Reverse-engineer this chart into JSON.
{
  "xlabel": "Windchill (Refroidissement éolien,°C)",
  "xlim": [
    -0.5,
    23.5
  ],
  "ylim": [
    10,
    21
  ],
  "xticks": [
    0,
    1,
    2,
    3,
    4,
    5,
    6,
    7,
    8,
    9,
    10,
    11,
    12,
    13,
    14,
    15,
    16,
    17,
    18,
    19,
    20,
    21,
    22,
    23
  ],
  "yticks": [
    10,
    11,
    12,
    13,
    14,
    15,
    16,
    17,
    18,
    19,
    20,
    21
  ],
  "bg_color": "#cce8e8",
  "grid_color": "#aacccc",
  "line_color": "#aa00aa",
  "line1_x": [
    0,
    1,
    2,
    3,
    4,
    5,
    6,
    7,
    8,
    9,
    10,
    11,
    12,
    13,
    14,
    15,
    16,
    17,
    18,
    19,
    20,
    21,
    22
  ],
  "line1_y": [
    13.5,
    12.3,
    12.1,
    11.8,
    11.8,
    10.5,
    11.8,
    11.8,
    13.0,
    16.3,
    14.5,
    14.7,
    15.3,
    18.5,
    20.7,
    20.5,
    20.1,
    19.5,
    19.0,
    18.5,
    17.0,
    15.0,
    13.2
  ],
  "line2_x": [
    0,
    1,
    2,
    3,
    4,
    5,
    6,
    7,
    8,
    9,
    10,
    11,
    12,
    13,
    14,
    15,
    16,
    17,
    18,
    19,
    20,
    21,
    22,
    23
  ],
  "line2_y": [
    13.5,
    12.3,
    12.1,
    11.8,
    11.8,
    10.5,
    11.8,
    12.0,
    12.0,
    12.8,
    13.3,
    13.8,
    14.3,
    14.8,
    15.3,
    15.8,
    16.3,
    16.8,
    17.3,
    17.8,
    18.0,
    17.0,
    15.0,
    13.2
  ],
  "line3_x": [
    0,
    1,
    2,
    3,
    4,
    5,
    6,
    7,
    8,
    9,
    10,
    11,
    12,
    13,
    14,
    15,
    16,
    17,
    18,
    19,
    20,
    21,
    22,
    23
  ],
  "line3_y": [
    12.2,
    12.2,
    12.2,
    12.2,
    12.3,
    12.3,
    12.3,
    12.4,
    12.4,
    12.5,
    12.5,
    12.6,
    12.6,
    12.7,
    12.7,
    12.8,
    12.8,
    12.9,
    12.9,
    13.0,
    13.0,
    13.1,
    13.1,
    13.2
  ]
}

▶ [Your objective] Write all of the records out again exactly.

▶ [Reply]
Reverse-engineer this chart into JSON.
{
  "xlabel": "Windchill (Refroidissement éolien,°C)",
  "xlim": [
    -0.5,
    23.5
  ],
  "ylim": [
    10,
    21
  ],
  "xticks": [
    0,
    1,
    2,
    3,
    4,
    5,
    6,
    7,
    8,
    9,
    10,
    11,
    12,
    13,
    14,
    15,
    16,
    17,
    18,
    19,
    20,
    21,
    22,
    23
  ],
  "yticks": [
    10,
    11,
    12,
    13,
    14,
    15,
    16,
    17,
    18,
    19,
    20,
    21
  ],
  "bg_color": "#cce8e8",
  "grid_color": "#aacccc",
  "line_color": "#aa00aa",
  "line1_x": [
    0,
    1,
    2,
    3,
    4,
    5,
    6,
    7,
    8,
    9,
    10,
    11,
    12,
    13,
    14,
    15,
    16,
    17,
    18,
    19,
    20,
    21,
    22
  ],
  "line1_y": [
    13.5,
    12.3,
    12.1,
    11.8,
    11.8,
    10.5,
    11.8,
    11.8,
    13.0,
    16.3,
    14.5,
    14.7,
    15.3,
    18.5,
    20.7,
    20.5,
    20.1,
    19.5,
    19.0,
    18.5,
    17.0,
    15.0,
    13.2
  ],
  "line2_x": [
    0,
    1,
    2,
    3,
    4,
    5,
    6,
    7,
    8,
    9,
    10,
    11,
    12,
    13,
    14,
    15,
    16,
    17,
    18,
    19,
    20,
    21,
    22,
    23
  ],
  "line2_y": [
    13.5,
    12.3,
    12.1,
    11.8,
    11.8,
    10.5,
    11.8,
    12.0,
    12.0,
    12.8,
    13.3,
    13.8,
    14.3,
    14.8,
    15.3,
    15.8,
    16.3,
    16.8,
    17.3,
    17.8,
    18.0,
    17.0,
    15.0,
    13.2
  ],
  "line3_x": [
    0,
    1,
    2,
    3,
    4,
    5,
    6,
    7,
    8,
    9,
    10,
    11,
    12,
    13,
    14,
    15,
    16,
    17,
    18,
    19,
    20,
    21,
    22,
    23
  ],
  "line3_y": [
    12.2,
    12.2,
    12.2,
    12.2,
    12.3,
    12.3,
    12.3,
    12.4,
    12.4,
    12.5,
    12.5,
    12.6,
    12.6,
    12.7,
    12.7,
    12.8,
    12.8,
    12.9,
    12.9,
    13.0,
    13.0,
    13.1,
    13.1,
    13.2
  ]
}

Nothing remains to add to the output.